» What is required
Keep the pictures out of the copy and repeat the records exactly.
* begin *
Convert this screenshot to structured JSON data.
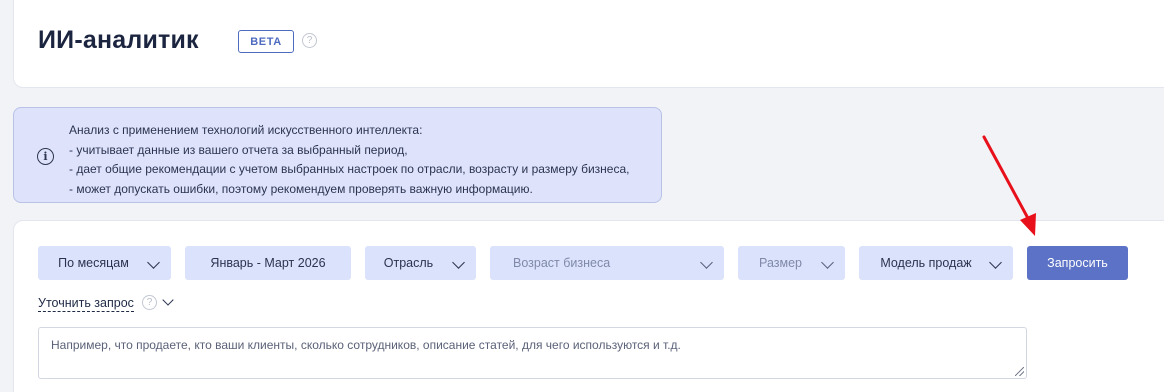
{
  "header": {
    "title": "ИИ-аналитик",
    "badge": "BETA",
    "help_symbol": "?"
  },
  "info": {
    "icon": "info-icon",
    "icon_symbol": "i",
    "lines": [
      "Анализ с применением технологий искусственного интеллекта:",
      "- учитывает данные из вашего отчета за выбранный период,",
      "- дает общие рекомендации с учетом выбранных настроек по отрасли, возрасту и размеру бизнеса,",
      "- может допускать ошибки, поэтому рекомендуем проверять важную информацию."
    ]
  },
  "filters": {
    "period_type": "По месяцам",
    "date_range": "Январь - Март 2026",
    "industry": "Отрасль",
    "business_age": "Возраст бизнеса",
    "size": "Размер",
    "sales_model": "Модель продаж"
  },
  "actions": {
    "submit": "Запросить"
  },
  "refine": {
    "label": "Уточнить запрос",
    "help_symbol": "?"
  },
  "query": {
    "placeholder": "Например, что продаете, кто ваши клиенты, сколько сотрудников, описание статей, для чего используются и т.д."
  },
  "annotation": {
    "arrow_color": "#e8101a"
  }
}
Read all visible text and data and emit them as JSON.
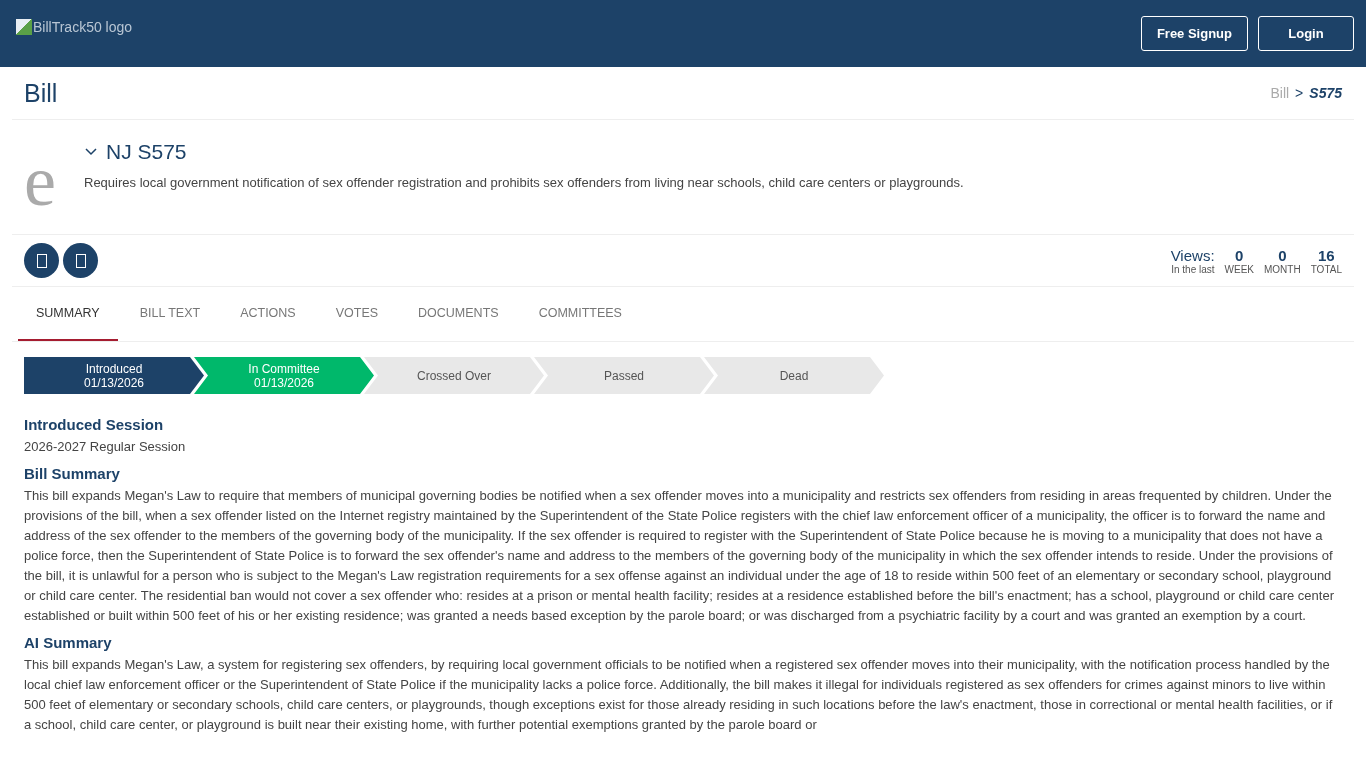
{
  "header": {
    "logo_alt": "BillTrack50 logo",
    "buttons": [
      {
        "label": "Free Signup"
      },
      {
        "label": "Login"
      }
    ]
  },
  "page": {
    "title": "Bill",
    "breadcrumb_separator": ">",
    "breadcrumb": [
      {
        "label": "Bill",
        "current": false
      },
      {
        "label": "S575",
        "current": true
      }
    ]
  },
  "bill": {
    "avatar_letter": "e",
    "expanded": true,
    "number": "NJ S575",
    "description": "Requires local government notification of sex offender registration and prohibits sex offenders from living near schools, child care centers or playgrounds."
  },
  "views": {
    "label": "Views:",
    "sublabel": "In the last",
    "stats": [
      {
        "value": "0",
        "period": "WEEK"
      },
      {
        "value": "0",
        "period": "MONTH"
      },
      {
        "value": "16",
        "period": "TOTAL"
      }
    ]
  },
  "tabs": [
    {
      "label": "SUMMARY",
      "selected": true
    },
    {
      "label": "BILL TEXT",
      "selected": false
    },
    {
      "label": "ACTIONS",
      "selected": false
    },
    {
      "label": "VOTES",
      "selected": false
    },
    {
      "label": "DOCUMENTS",
      "selected": false
    },
    {
      "label": "COMMITTEES",
      "selected": false
    }
  ],
  "progress": [
    {
      "label": "Introduced",
      "date": "01/13/2026",
      "kind": "done"
    },
    {
      "label": "In Committee",
      "date": "01/13/2026",
      "kind": "current"
    },
    {
      "label": "Crossed Over",
      "kind": "pending"
    },
    {
      "label": "Passed",
      "kind": "pending"
    },
    {
      "label": "Dead",
      "kind": "pending"
    }
  ],
  "sections": [
    {
      "heading": "Introduced Session",
      "text": "2026-2027 Regular Session"
    },
    {
      "heading": "Bill Summary",
      "text": "This bill expands Megan's Law to require that members of municipal governing bodies be notified when a sex offender moves into a municipality and restricts sex offenders from residing in areas frequented by children. Under the provisions of the bill, when a sex offender listed on the Internet registry maintained by the Superintendent of the State Police registers with the chief law enforcement officer of a municipality, the officer is to forward the name and address of the sex offender to the members of the governing body of the municipality. If the sex offender is required to register with the Superintendent of State Police because he is moving to a municipality that does not have a police force, then the Superintendent of State Police is to forward the sex offender's name and address to the members of the governing body of the municipality in which the sex offender intends to reside. Under the provisions of the bill, it is unlawful for a person who is subject to the Megan's Law registration requirements for a sex offense against an individual under the age of 18 to reside within 500 feet of an elementary or secondary school, playground or child care center. The residential ban would not cover a sex offender who: resides at a prison or mental health facility; resides at a residence established before the bill's enactment; has a school, playground or child care center established or built within 500 feet of his or her existing residence; was granted a needs based exception by the parole board; or was discharged from a psychiatric facility by a court and was granted an exemption by a court."
    },
    {
      "heading": "AI Summary",
      "text": "This bill expands Megan's Law, a system for registering sex offenders, by requiring local government officials to be notified when a registered sex offender moves into their municipality, with the notification process handled by the local chief law enforcement officer or the Superintendent of State Police if the municipality lacks a police force. Additionally, the bill makes it illegal for individuals registered as sex offenders for crimes against minors to live within 500 feet of elementary or secondary schools, child care centers, or playgrounds, though exceptions exist for those already residing in such locations before the law's enactment, those in correctional or mental health facilities, or if a school, child care center, or playground is built near their existing home, with further potential exemptions granted by the parole board or"
    }
  ]
}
* end *
» Result of this exercise
Convert this screenshot to structured JSON data.
{
  "header": {
    "title": "ИИ-аналитик",
    "badge": "BETA",
    "help_symbol": "?"
  },
  "info": {
    "icon": "info-icon",
    "icon_symbol": "i",
    "lines": [
      "Анализ с применением технологий искусственного интеллекта:",
      "- учитывает данные из вашего отчета за выбранный период,",
      "- дает общие рекомендации с учетом выбранных настроек по отрасли, возрасту и размеру бизнеса,",
      "- может допускать ошибки, поэтому рекомендуем проверять важную информацию."
    ]
  },
  "filters": {
    "period_type": "По месяцам",
    "date_range": "Январь - Март 2026",
    "industry": "Отрасль",
    "business_age": "Возраст бизнеса",
    "size": "Размер",
    "sales_model": "Модель продаж"
  },
  "actions": {
    "submit": "Запросить"
  },
  "refine": {
    "label": "Уточнить запрос",
    "help_symbol": "?"
  },
  "query": {
    "placeholder": "Например, что продаете, кто ваши клиенты, сколько сотрудников, описание статей, для чего используются и т.д."
  },
  "annotation": {
    "arrow_color": "#e8101a"
  }
}
Read all visible text and data and emit them as JSON.
{
  "header": {
    "logo_alt": "BillTrack50 logo",
    "buttons": [
      {
        "label": "Free Signup"
      },
      {
        "label": "Login"
      }
    ]
  },
  "page": {
    "title": "Bill",
    "breadcrumb_separator": ">",
    "breadcrumb": [
      {
        "label": "Bill",
        "current": false
      },
      {
        "label": "S575",
        "current": true
      }
    ]
  },
  "bill": {
    "avatar_letter": "e",
    "expanded": true,
    "number": "NJ S575",
    "description": "Requires local government notification of sex offender registration and prohibits sex offenders from living near schools, child care centers or playgrounds."
  },
  "views": {
    "label": "Views:",
    "sublabel": "In the last",
    "stats": [
      {
        "value": "0",
        "period": "WEEK"
      },
      {
        "value": "0",
        "period": "MONTH"
      },
      {
        "value": "16",
        "period": "TOTAL"
      }
    ]
  },
  "tabs": [
    {
      "label": "SUMMARY",
      "selected": true
    },
    {
      "label": "BILL TEXT",
      "selected": false
    },
    {
      "label": "ACTIONS",
      "selected": false
    },
    {
      "label": "VOTES",
      "selected": false
    },
    {
      "label": "DOCUMENTS",
      "selected": false
    },
    {
      "label": "COMMITTEES",
      "selected": false
    }
  ],
  "progress": [
    {
      "label": "Introduced",
      "date": "01/13/2026",
      "kind": "done"
    },
    {
      "label": "In Committee",
      "date": "01/13/2026",
      "kind": "current"
    },
    {
      "label": "Crossed Over",
      "kind": "pending"
    },
    {
      "label": "Passed",
      "kind": "pending"
    },
    {
      "label": "Dead",
      "kind": "pending"
    }
  ],
  "sections": [
    {
      "heading": "Introduced Session",
      "text": "2026-2027 Regular Session"
    },
    {
      "heading": "Bill Summary",
      "text": "This bill expands Megan's Law to require that members of municipal governing bodies be notified when a sex offender moves into a municipality and restricts sex offenders from residing in areas frequented by children. Under the provisions of the bill, when a sex offender listed on the Internet registry maintained by the Superintendent of the State Police registers with the chief law enforcement officer of a municipality, the officer is to forward the name and address of the sex offender to the members of the governing body of the municipality. If the sex offender is required to register with the Superintendent of State Police because he is moving to a municipality that does not have a police force, then the Superintendent of State Police is to forward the sex offender's name and address to the members of the governing body of the municipality in which the sex offender intends to reside. Under the provisions of the bill, it is unlawful for a person who is subject to the Megan's Law registration requirements for a sex offense against an individual under the age of 18 to reside within 500 feet of an elementary or secondary school, playground or child care center. The residential ban would not cover a sex offender who: resides at a prison or mental health facility; resides at a residence established before the bill's enactment; has a school, playground or child care center established or built within 500 feet of his or her existing residence; was granted a needs based exception by the parole board; or was discharged from a psychiatric facility by a court and was granted an exemption by a court."
    },
    {
      "heading": "AI Summary",
      "text": "This bill expands Megan's Law, a system for registering sex offenders, by requiring local government officials to be notified when a registered sex offender moves into their municipality, with the notification process handled by the local chief law enforcement officer or the Superintendent of State Police if the municipality lacks a police force. Additionally, the bill makes it illegal for individuals registered as sex offenders for crimes against minors to live within 500 feet of elementary or secondary schools, child care centers, or playgrounds, though exceptions exist for those already residing in such locations before the law's enactment, those in correctional or mental health facilities, or if a school, child care center, or playground is built near their existing home, with further potential exemptions granted by the parole board or"
    }
  ]
}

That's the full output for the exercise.